Start of Records shown

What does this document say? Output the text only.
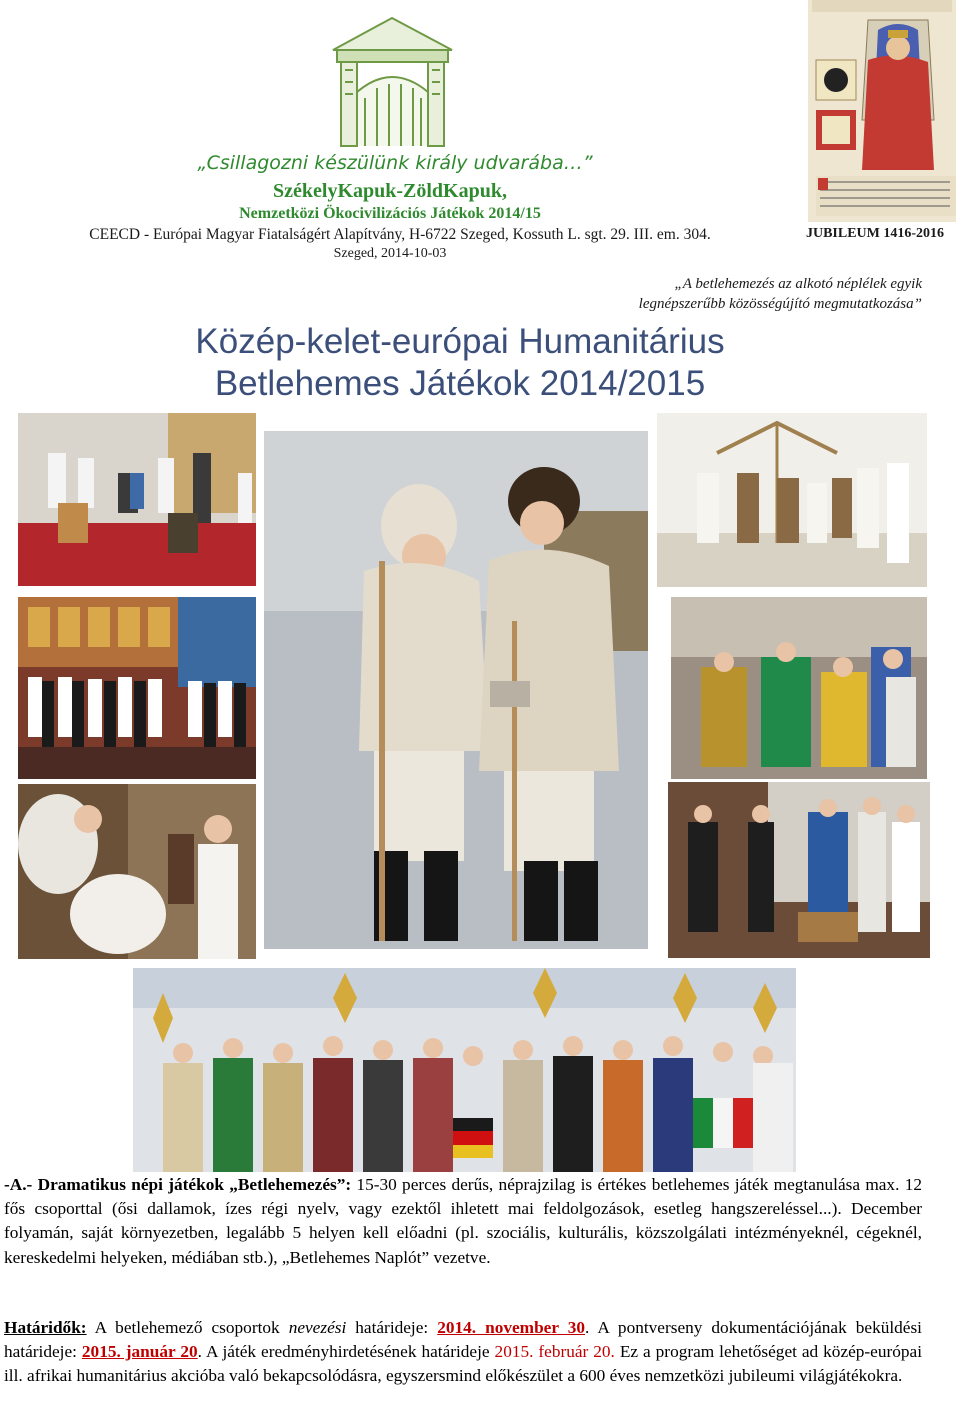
„Csillagozni készülünk király udvarába…”
SzékelyKapuk-ZöldKapuk,
Nemzetközi Ökocivilizációs Játékok 2014/15
CEECD - Európai Magyar Fiatalságért Alapítvány, H-6722 Szeged, Kossuth L. sgt. 29. III. em. 304.
Szeged, 2014-10-03
JUBILEUM 1416-2016
„A betlehemezés az alkotó néplélek egyik
legnépszerűbb közösségújító megmutatkozása”
Közép-kelet-európai Humanitárius
Betlehemes Játékok 2014/2015
-A.- Dramatikus népi játékok „Betlehemezés”: 15-30 perces derűs, néprajzilag is értékes betlehemes játék megtanulása max. 12 fős csoporttal (ősi dallamok, ízes régi nyelv, vagy ezektől ihletett mai feldolgozások, esetleg hangszereléssel...). December folyamán, saját környezetben, legalább 5 helyen kell előadni (pl. szociális, kulturális, közszolgálati intézményeknél, cégeknél, kereskedelmi helyeken, médiában stb.), „Betlehemes Naplót” vezetve.
Határidők: A betlehemező csoportok nevezési határideje: 2014. november 30. A pontverseny dokumentációjának beküldési határideje: 2015. január 20. A játék eredményhirdetésének határideje 2015. február 20. Ez a program lehetőséget ad közép-európai ill. afrikai humanitárius akcióba való bekapcsolódásra, egyszersmind előkészület a 600 éves nemzetközi jubileumi világjátékokra.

End of Records shown

#### [Short problem]
Single out each line of the records above with the string "Szeged" in it, and copy it.

#### [Response to this task]
CEECD - Európai Magyar Fiatalságért Alapítvány, H-6722 Szeged, Kossuth L. sgt. 29. III. em. 304.
Szeged, 2014-10-03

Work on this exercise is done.